What this task involves — Find the word "router" in the records below. List each line containing it.

Data supplied —

---+---

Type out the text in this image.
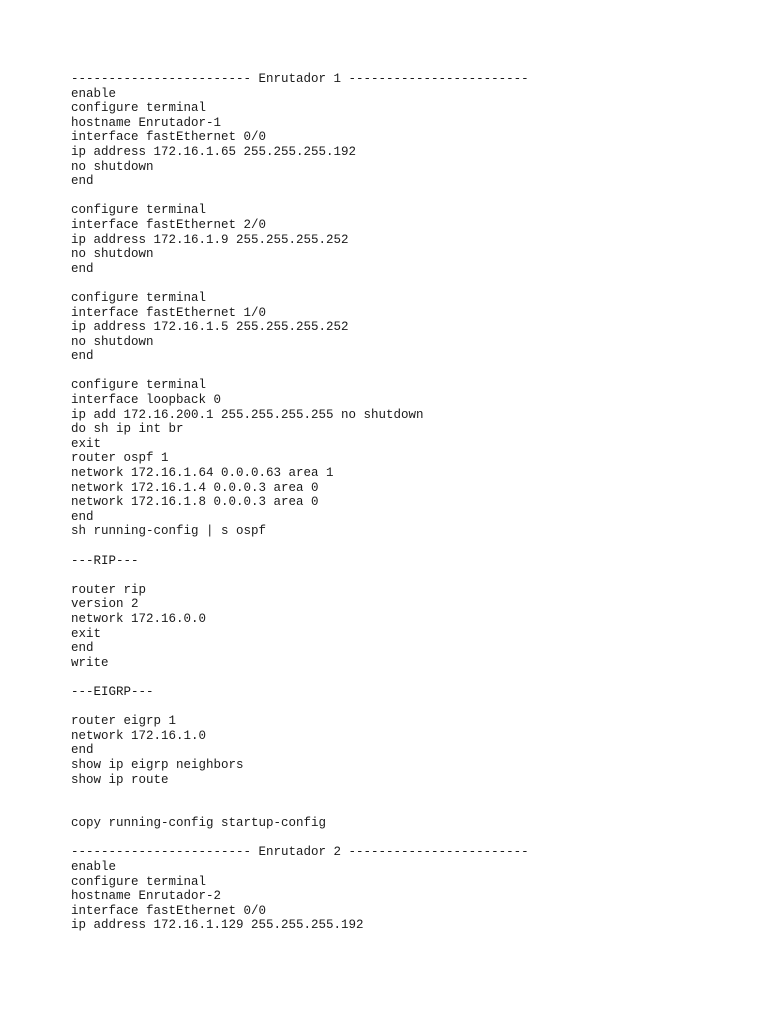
------------------------ Enrutador 1 ------------------------
enable
configure terminal
hostname Enrutador-1
interface fastEthernet 0/0
ip address 172.16.1.65 255.255.255.192
no shutdown
end
configure terminal
interface fastEthernet 2/0
ip address 172.16.1.9 255.255.255.252
no shutdown
end
configure terminal
interface fastEthernet 1/0
ip address 172.16.1.5 255.255.255.252
no shutdown
end
configure terminal
interface loopback 0
ip add 172.16.200.1 255.255.255.255 no shutdown
do sh ip int br
exit
router ospf 1
network 172.16.1.64 0.0.0.63 area 1
network 172.16.1.4 0.0.0.3 area 0
network 172.16.1.8 0.0.0.3 area 0
end
sh running-config | s ospf
---RIP---
router rip
version 2
network 172.16.0.0
exit
end
write
---EIGRP---
router eigrp 1
network 172.16.1.0
end
show ip eigrp neighbors
show ip route
copy running-config startup-config
------------------------ Enrutador 2 ------------------------
enable
configure terminal
hostname Enrutador-2
interface fastEthernet 0/0
ip address 172.16.1.129 255.255.255.192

---+---

Task solution —
router ospf 1
router rip
router eigrp 1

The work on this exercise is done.